[Stored entries]
━━━━━━

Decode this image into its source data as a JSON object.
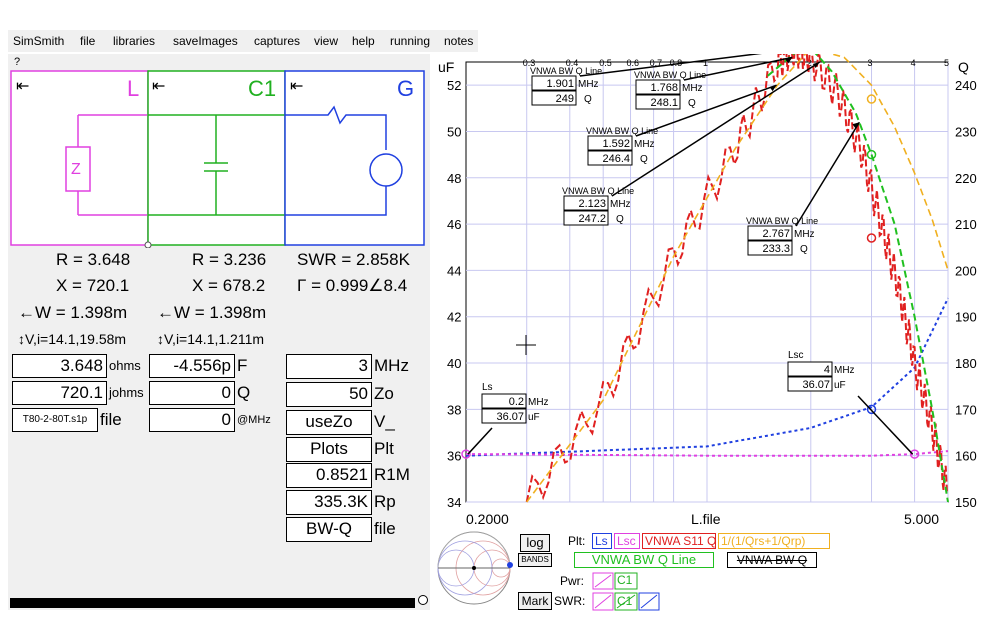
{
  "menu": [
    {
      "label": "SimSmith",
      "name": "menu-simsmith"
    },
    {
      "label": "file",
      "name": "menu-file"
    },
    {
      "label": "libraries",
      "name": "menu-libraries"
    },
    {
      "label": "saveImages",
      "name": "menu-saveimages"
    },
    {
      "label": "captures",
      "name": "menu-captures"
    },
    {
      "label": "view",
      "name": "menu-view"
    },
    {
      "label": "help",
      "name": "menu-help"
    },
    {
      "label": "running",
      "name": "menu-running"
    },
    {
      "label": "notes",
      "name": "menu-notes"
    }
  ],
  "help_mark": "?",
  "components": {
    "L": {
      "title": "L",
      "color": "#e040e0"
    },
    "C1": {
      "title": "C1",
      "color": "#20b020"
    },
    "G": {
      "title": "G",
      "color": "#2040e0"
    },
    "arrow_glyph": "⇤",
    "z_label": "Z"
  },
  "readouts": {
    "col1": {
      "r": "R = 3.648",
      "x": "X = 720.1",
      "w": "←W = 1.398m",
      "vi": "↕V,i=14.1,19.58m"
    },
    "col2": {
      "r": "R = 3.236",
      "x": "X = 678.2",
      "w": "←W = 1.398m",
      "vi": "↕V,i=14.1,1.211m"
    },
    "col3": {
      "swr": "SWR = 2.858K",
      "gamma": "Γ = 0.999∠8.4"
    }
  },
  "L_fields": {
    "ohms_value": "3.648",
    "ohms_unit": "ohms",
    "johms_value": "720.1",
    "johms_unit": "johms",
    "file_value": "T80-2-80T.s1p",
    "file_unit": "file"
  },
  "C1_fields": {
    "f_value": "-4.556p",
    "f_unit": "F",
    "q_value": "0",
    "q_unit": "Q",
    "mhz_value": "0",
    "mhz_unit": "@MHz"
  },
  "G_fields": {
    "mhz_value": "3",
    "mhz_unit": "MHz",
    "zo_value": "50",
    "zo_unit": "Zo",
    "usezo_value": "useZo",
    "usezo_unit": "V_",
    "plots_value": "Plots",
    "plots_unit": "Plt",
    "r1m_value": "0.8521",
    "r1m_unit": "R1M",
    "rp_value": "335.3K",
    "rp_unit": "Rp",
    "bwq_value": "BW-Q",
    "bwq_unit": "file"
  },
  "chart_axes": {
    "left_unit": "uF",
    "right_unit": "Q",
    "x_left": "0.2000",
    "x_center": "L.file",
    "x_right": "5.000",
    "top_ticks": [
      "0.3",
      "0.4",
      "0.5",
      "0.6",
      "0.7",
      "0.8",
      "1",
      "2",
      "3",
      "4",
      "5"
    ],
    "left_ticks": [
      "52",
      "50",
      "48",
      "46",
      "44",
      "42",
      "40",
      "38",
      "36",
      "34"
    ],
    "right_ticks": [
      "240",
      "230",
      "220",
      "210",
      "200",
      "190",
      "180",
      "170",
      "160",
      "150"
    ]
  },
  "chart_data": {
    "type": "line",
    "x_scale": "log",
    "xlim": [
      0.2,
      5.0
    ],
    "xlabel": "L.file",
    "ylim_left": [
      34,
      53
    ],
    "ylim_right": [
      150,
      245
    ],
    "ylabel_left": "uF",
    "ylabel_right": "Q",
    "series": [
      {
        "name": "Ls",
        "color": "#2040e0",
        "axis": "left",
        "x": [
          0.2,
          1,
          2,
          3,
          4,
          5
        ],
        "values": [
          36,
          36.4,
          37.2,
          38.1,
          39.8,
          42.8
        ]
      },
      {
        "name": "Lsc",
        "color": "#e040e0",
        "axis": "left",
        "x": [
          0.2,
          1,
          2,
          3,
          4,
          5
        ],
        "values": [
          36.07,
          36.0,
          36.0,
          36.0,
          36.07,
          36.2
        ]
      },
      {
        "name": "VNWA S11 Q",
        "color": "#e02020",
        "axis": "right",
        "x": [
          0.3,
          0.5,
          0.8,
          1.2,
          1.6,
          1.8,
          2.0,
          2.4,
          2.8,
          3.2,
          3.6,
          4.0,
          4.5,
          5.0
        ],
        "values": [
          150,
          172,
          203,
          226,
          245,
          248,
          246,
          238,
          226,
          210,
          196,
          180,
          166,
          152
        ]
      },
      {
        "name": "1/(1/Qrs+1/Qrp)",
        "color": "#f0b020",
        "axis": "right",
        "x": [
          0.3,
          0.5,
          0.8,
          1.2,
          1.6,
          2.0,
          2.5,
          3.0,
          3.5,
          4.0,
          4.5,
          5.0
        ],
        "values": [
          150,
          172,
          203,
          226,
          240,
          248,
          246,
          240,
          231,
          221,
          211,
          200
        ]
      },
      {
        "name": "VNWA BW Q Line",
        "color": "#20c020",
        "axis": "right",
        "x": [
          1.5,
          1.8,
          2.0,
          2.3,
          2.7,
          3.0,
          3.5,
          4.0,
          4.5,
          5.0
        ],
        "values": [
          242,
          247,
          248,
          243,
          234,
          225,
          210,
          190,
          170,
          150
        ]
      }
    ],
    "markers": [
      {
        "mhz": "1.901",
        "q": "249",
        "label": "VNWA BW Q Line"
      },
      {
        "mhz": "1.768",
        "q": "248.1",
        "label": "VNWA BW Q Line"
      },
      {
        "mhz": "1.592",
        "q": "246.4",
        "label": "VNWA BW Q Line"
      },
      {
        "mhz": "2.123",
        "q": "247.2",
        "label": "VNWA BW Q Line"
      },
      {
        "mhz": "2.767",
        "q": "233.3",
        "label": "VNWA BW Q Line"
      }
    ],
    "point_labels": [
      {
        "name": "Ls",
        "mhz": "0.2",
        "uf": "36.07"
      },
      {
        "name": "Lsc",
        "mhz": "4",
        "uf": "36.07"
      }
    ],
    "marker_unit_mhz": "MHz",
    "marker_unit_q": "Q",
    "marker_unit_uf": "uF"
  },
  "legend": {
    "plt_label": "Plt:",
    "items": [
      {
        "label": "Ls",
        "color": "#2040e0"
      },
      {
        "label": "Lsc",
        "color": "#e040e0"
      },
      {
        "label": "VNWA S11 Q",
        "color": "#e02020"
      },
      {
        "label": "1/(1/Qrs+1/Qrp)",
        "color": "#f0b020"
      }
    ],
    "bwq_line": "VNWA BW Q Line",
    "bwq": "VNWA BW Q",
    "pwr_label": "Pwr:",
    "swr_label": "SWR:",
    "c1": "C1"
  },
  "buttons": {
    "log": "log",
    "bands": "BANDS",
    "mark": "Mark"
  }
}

━━━━━━

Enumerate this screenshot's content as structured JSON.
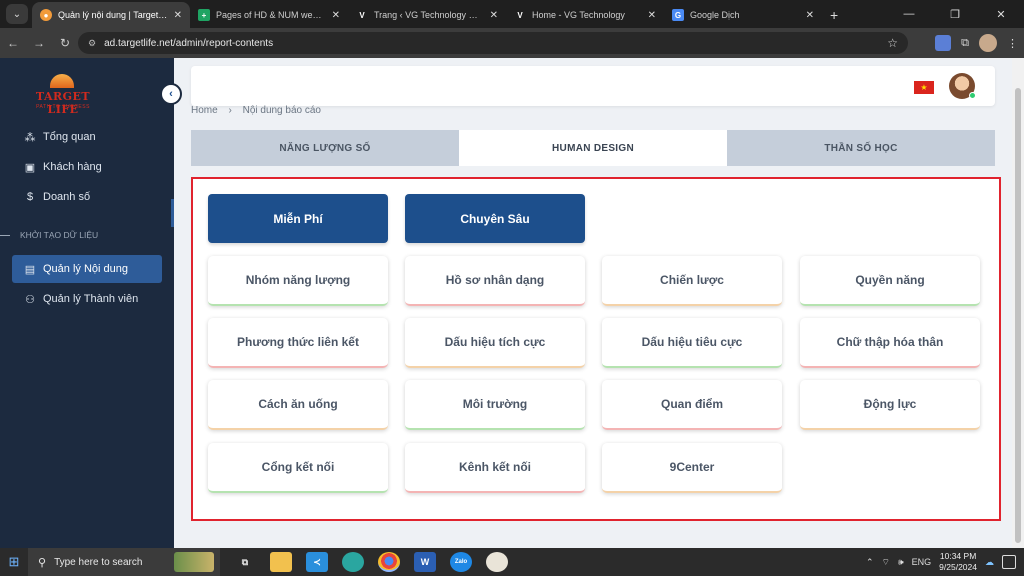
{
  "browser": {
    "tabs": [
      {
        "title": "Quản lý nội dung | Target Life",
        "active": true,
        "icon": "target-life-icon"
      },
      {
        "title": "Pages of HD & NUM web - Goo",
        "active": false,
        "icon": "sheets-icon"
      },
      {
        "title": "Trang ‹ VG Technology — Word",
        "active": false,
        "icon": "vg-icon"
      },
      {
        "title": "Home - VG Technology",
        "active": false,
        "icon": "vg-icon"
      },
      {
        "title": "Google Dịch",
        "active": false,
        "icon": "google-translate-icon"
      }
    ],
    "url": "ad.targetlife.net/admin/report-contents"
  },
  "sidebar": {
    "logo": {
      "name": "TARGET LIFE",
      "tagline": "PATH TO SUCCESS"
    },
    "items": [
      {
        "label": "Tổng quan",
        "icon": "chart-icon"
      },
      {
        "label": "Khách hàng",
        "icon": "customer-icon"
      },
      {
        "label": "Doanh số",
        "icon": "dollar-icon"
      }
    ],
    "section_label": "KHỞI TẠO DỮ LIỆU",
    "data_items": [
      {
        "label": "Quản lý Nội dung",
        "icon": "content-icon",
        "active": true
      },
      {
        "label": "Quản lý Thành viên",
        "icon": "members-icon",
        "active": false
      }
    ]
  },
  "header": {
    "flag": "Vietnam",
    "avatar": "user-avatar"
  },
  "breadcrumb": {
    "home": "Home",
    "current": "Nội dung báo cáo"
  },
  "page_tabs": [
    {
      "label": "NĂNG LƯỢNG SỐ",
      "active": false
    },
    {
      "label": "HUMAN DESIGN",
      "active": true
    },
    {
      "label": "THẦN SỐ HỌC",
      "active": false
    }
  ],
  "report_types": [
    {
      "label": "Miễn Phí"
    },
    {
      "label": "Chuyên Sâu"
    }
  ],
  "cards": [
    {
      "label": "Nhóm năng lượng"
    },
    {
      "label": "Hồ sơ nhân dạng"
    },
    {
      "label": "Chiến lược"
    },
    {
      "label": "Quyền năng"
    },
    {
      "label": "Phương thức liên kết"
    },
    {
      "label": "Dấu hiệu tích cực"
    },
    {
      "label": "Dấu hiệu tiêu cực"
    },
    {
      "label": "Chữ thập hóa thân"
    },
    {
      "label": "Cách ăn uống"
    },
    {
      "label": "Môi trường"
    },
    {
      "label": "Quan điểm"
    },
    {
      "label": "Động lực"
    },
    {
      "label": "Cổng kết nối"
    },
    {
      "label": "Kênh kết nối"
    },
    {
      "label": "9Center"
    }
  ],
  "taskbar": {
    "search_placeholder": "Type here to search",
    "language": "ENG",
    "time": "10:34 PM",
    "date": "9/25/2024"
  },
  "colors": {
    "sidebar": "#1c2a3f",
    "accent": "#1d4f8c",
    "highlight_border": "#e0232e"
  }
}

━━━━━━

__What the task asks__.
Identify each line in the records above containing the word "this"; copy those lines.

__Finished exercise__.
Decode this image into its source data as a JSON object.
Enumerate this screenshot's content as structured JSON.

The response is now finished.